=== RECORDS SUPPLIED ===

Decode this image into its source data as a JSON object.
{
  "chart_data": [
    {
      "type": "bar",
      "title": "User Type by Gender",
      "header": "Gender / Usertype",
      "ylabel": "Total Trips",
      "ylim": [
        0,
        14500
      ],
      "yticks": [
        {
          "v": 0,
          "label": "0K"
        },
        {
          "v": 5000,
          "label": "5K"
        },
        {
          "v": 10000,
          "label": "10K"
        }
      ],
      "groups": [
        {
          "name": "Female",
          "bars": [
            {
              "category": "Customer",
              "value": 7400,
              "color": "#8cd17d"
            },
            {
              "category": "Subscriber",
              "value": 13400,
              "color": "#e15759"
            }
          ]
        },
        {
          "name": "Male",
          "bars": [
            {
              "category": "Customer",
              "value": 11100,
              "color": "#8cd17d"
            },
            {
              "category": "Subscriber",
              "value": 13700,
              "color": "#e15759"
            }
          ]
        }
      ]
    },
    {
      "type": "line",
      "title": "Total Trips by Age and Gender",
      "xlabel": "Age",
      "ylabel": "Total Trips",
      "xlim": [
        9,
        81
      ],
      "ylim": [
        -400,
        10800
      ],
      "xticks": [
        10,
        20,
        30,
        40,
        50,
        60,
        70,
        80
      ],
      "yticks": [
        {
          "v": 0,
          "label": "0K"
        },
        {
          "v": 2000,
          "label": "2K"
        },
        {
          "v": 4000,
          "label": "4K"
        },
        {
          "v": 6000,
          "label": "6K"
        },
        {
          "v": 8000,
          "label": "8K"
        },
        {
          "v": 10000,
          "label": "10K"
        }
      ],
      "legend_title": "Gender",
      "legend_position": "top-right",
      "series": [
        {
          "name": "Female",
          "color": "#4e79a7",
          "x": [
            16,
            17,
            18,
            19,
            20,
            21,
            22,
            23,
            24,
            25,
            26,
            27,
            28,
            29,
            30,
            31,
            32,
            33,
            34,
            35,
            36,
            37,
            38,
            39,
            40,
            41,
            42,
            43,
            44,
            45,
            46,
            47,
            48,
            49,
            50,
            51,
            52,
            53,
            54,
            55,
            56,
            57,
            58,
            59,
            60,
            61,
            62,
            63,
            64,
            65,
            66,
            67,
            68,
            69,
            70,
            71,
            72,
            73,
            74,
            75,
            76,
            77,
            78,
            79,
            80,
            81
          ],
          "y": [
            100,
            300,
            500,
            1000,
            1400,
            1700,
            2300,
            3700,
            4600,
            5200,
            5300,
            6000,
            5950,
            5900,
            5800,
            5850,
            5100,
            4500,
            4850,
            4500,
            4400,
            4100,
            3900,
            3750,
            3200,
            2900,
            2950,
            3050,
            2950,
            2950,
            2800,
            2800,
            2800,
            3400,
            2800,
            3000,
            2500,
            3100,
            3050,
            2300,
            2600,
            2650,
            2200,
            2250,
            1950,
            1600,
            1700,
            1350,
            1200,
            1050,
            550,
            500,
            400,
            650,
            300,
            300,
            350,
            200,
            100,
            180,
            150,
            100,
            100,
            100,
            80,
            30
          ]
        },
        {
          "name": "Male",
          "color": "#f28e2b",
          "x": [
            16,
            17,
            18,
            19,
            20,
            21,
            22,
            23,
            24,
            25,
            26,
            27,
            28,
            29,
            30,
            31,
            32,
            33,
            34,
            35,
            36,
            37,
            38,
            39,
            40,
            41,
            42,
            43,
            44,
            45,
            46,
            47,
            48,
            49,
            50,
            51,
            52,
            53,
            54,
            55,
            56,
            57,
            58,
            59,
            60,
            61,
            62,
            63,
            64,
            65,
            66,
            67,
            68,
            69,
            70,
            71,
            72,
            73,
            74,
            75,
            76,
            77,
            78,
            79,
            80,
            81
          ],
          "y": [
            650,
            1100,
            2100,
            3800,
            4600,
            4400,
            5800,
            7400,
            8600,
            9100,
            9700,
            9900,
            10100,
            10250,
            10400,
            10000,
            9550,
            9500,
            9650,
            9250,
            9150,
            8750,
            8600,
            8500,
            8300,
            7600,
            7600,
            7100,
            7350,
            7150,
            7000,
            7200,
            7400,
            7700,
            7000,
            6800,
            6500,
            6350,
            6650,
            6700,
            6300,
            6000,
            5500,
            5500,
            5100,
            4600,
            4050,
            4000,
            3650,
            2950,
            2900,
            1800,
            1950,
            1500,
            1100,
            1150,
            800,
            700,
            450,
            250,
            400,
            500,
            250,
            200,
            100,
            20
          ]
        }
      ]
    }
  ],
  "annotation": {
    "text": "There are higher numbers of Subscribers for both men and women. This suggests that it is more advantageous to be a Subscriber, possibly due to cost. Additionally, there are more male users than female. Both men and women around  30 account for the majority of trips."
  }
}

=== WHAT YOU HAVE TO DO ===
Your task is to give the records above again, exactly.

=== THE RESPONSE ===
Decode this image into its source data as a JSON object.
{
  "chart_data": [
    {
      "type": "bar",
      "title": "User Type by Gender",
      "header": "Gender / Usertype",
      "ylabel": "Total Trips",
      "ylim": [
        0,
        14500
      ],
      "yticks": [
        {
          "v": 0,
          "label": "0K"
        },
        {
          "v": 5000,
          "label": "5K"
        },
        {
          "v": 10000,
          "label": "10K"
        }
      ],
      "groups": [
        {
          "name": "Female",
          "bars": [
            {
              "category": "Customer",
              "value": 7400,
              "color": "#8cd17d"
            },
            {
              "category": "Subscriber",
              "value": 13400,
              "color": "#e15759"
            }
          ]
        },
        {
          "name": "Male",
          "bars": [
            {
              "category": "Customer",
              "value": 11100,
              "color": "#8cd17d"
            },
            {
              "category": "Subscriber",
              "value": 13700,
              "color": "#e15759"
            }
          ]
        }
      ]
    },
    {
      "type": "line",
      "title": "Total Trips by Age and Gender",
      "xlabel": "Age",
      "ylabel": "Total Trips",
      "xlim": [
        9,
        81
      ],
      "ylim": [
        -400,
        10800
      ],
      "xticks": [
        10,
        20,
        30,
        40,
        50,
        60,
        70,
        80
      ],
      "yticks": [
        {
          "v": 0,
          "label": "0K"
        },
        {
          "v": 2000,
          "label": "2K"
        },
        {
          "v": 4000,
          "label": "4K"
        },
        {
          "v": 6000,
          "label": "6K"
        },
        {
          "v": 8000,
          "label": "8K"
        },
        {
          "v": 10000,
          "label": "10K"
        }
      ],
      "legend_title": "Gender",
      "legend_position": "top-right",
      "series": [
        {
          "name": "Female",
          "color": "#4e79a7",
          "x": [
            16,
            17,
            18,
            19,
            20,
            21,
            22,
            23,
            24,
            25,
            26,
            27,
            28,
            29,
            30,
            31,
            32,
            33,
            34,
            35,
            36,
            37,
            38,
            39,
            40,
            41,
            42,
            43,
            44,
            45,
            46,
            47,
            48,
            49,
            50,
            51,
            52,
            53,
            54,
            55,
            56,
            57,
            58,
            59,
            60,
            61,
            62,
            63,
            64,
            65,
            66,
            67,
            68,
            69,
            70,
            71,
            72,
            73,
            74,
            75,
            76,
            77,
            78,
            79,
            80,
            81
          ],
          "y": [
            100,
            300,
            500,
            1000,
            1400,
            1700,
            2300,
            3700,
            4600,
            5200,
            5300,
            6000,
            5950,
            5900,
            5800,
            5850,
            5100,
            4500,
            4850,
            4500,
            4400,
            4100,
            3900,
            3750,
            3200,
            2900,
            2950,
            3050,
            2950,
            2950,
            2800,
            2800,
            2800,
            3400,
            2800,
            3000,
            2500,
            3100,
            3050,
            2300,
            2600,
            2650,
            2200,
            2250,
            1950,
            1600,
            1700,
            1350,
            1200,
            1050,
            550,
            500,
            400,
            650,
            300,
            300,
            350,
            200,
            100,
            180,
            150,
            100,
            100,
            100,
            80,
            30
          ]
        },
        {
          "name": "Male",
          "color": "#f28e2b",
          "x": [
            16,
            17,
            18,
            19,
            20,
            21,
            22,
            23,
            24,
            25,
            26,
            27,
            28,
            29,
            30,
            31,
            32,
            33,
            34,
            35,
            36,
            37,
            38,
            39,
            40,
            41,
            42,
            43,
            44,
            45,
            46,
            47,
            48,
            49,
            50,
            51,
            52,
            53,
            54,
            55,
            56,
            57,
            58,
            59,
            60,
            61,
            62,
            63,
            64,
            65,
            66,
            67,
            68,
            69,
            70,
            71,
            72,
            73,
            74,
            75,
            76,
            77,
            78,
            79,
            80,
            81
          ],
          "y": [
            650,
            1100,
            2100,
            3800,
            4600,
            4400,
            5800,
            7400,
            8600,
            9100,
            9700,
            9900,
            10100,
            10250,
            10400,
            10000,
            9550,
            9500,
            9650,
            9250,
            9150,
            8750,
            8600,
            8500,
            8300,
            7600,
            7600,
            7100,
            7350,
            7150,
            7000,
            7200,
            7400,
            7700,
            7000,
            6800,
            6500,
            6350,
            6650,
            6700,
            6300,
            6000,
            5500,
            5500,
            5100,
            4600,
            4050,
            4000,
            3650,
            2950,
            2900,
            1800,
            1950,
            1500,
            1100,
            1150,
            800,
            700,
            450,
            250,
            400,
            500,
            250,
            200,
            100,
            20
          ]
        }
      ]
    }
  ],
  "annotation": {
    "text": "There are higher numbers of Subscribers for both men and women. This suggests that it is more advantageous to be a Subscriber, possibly due to cost. Additionally, there are more male users than female. Both men and women around  30 account for the majority of trips."
  }
}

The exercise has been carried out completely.